First Flights was a half-hour televised aviation history documentary series. The series premiered on September 25, 1991, on A&E Networks and ran for three seasons. It was hosted by former test pilot and astronaut Neil Armstrong, the first person to walk on the Moon.

The series initially aired Wednesdays at 9 p.m. on A&E in the U.S. The series focused on the technological history of aviation, from early balloons and gliders through war-time and mass commercial aviation, to experimental hypersonic flight at the edge of space.  In the series, Neil Armstrong interviewed pilots and aerospace engineers. Archival footage and vintage aircraft were used to recreate historic takeoffs.

Episodes
Episodes of First Flights with Neil Armstrong are listed below in the original A&E Networks broadcast order.  Season 1 traces the development of aviation technology from balloons to early post-WWII jet aircraft. Season 2 continues the story of atmospheric flight to the edge of space in the 1990s. Neil Armstrong had previously flown several aircraft featured in Season 2 during his long career as a NASA experimental test pilot in Edwards, CA. Season 3 focuses on the development of particular technologies within the broader field of aviation.

Season 1

Season 2

Season 3

Production
During pre-production, the series was titled Test Pilot and the actor Cliff Robertson, who had portrayed the astronaut Buzz Aldrin in Return to Earth, was cast to host the show. Robertson backed out after the filming of flying sequences and pilot interviews had begun in England, the Netherlands, and the United States. A&E agreed to allow the host to be changed, "as long as it was someone of at least the stature of Cliff Robertson." The show's producer obtained a list of astronauts and pilots from the Society of Experimental Test Pilots, and being "naive enough to ... start at the top," approached Armstrong, asking if he would be interested. "The fact that [the show's producer] ran his company out of a small Pennsylvania town and not New York or L.A. may have appealed to the wary Armstrong," Michael Cascio, who supervised the show at A&E, later recalled; Armstrong accepted. Amstrong disapproved of the show's title and, after considering other possibilities, including Thumbs Up!, the producers settled on First Flights.

When the show premiered in the fall of 1991, a television reviewer criticized Armstrong's limited involvement onscreen, and Armstrong agreed to a larger role, conducting discussions with pilots and historians, and flying the aircraft.

Visual layout records:
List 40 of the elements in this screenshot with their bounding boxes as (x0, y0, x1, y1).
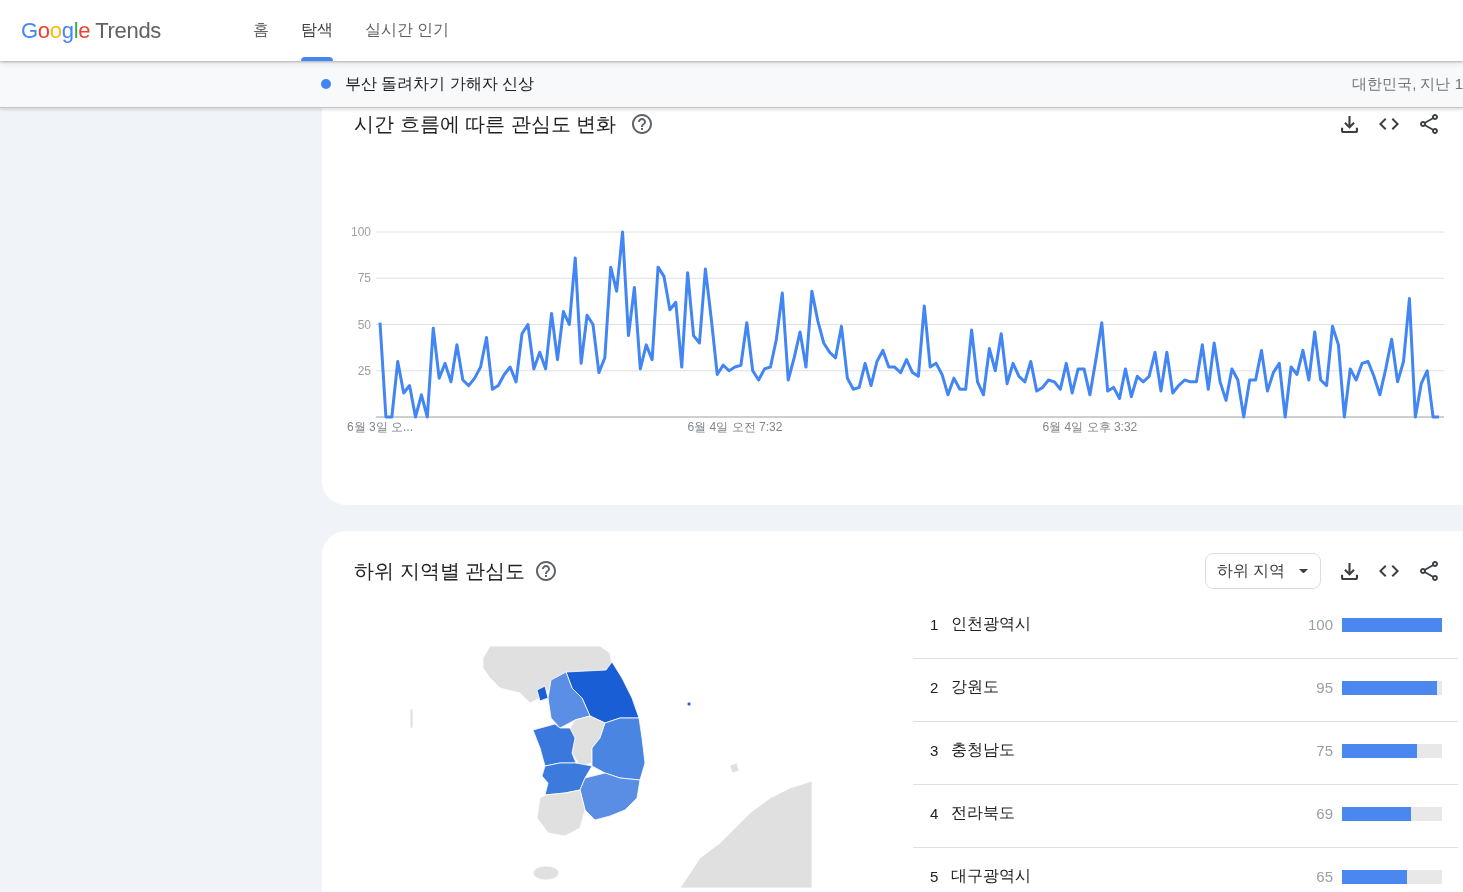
card-title: 하위 지역별 관심도 (354, 558, 526, 584)
region-name[interactable]: 인천광역시 (951, 614, 1308, 635)
region-value: 69 (1316, 805, 1333, 822)
region-rank: 1 (930, 616, 940, 633)
download-icon (1340, 562, 1358, 580)
card-title: 시간 흐름에 따른 관심도 변화 (354, 111, 617, 137)
y-axis-label: 100 (350, 225, 371, 239)
x-axis-label: 6월 4일 오전 7:32 (687, 420, 783, 434)
region-value: 75 (1316, 742, 1333, 759)
search-term[interactable]: 부산 돌려차기 가해자 신상 (345, 73, 535, 95)
code-icon (1379, 565, 1399, 577)
region-rank: 4 (930, 805, 940, 822)
region-name[interactable]: 충청남도 (951, 740, 1317, 761)
x-axis-label: 6월 4일 오후 3:32 (1042, 420, 1138, 434)
region-value: 95 (1316, 679, 1333, 696)
region-value: 65 (1316, 868, 1333, 885)
region-value: 100 (1307, 616, 1333, 633)
nav-tab[interactable]: 실시간 인기 (349, 0, 466, 61)
y-axis-label: 75 (357, 271, 371, 286)
region-name[interactable]: 대구광역시 (951, 866, 1317, 887)
nav-tab[interactable]: 탐색 (285, 0, 349, 61)
download-icon (1340, 115, 1358, 133)
help-icon[interactable] (632, 114, 653, 134)
region-name[interactable]: 전라북도 (951, 803, 1317, 824)
logo[interactable]: Google Trends (0, 0, 237, 61)
filter-summary: 대한민국, 지난 1 (1352, 74, 1463, 94)
region-rank: 2 (930, 679, 940, 696)
help-icon[interactable] (536, 561, 557, 581)
nav-tab[interactable]: 홈 (237, 0, 285, 61)
region-rank: 3 (930, 742, 940, 759)
region-name[interactable]: 강원도 (951, 677, 1317, 698)
region-rank: 5 (930, 868, 940, 885)
code-icon (1379, 118, 1399, 130)
y-axis-label: 25 (357, 363, 371, 378)
region-level-dropdown[interactable]: 하위 지역 (1204, 553, 1321, 589)
share-icon (1420, 114, 1438, 134)
y-axis-label: 50 (357, 317, 371, 332)
caret-icon (1299, 568, 1308, 574)
share-icon (1420, 561, 1438, 581)
x-axis-label: 6월 3일 오... (347, 420, 413, 434)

▶ **AIM**
Reproduce the part of the text on First Flights between "First Flights was" and "on the Moon.", inclusive. The listing is material separate from the text on First Flights.

▶ **OUTPUT FOR THIS TASK**
First Flights was a half-hour televised aviation history documentary series. The series premiered on September 25, 1991, on A&E Networks and ran for three seasons. It was hosted by former test pilot and astronaut Neil Armstrong, the first person to walk on the Moon.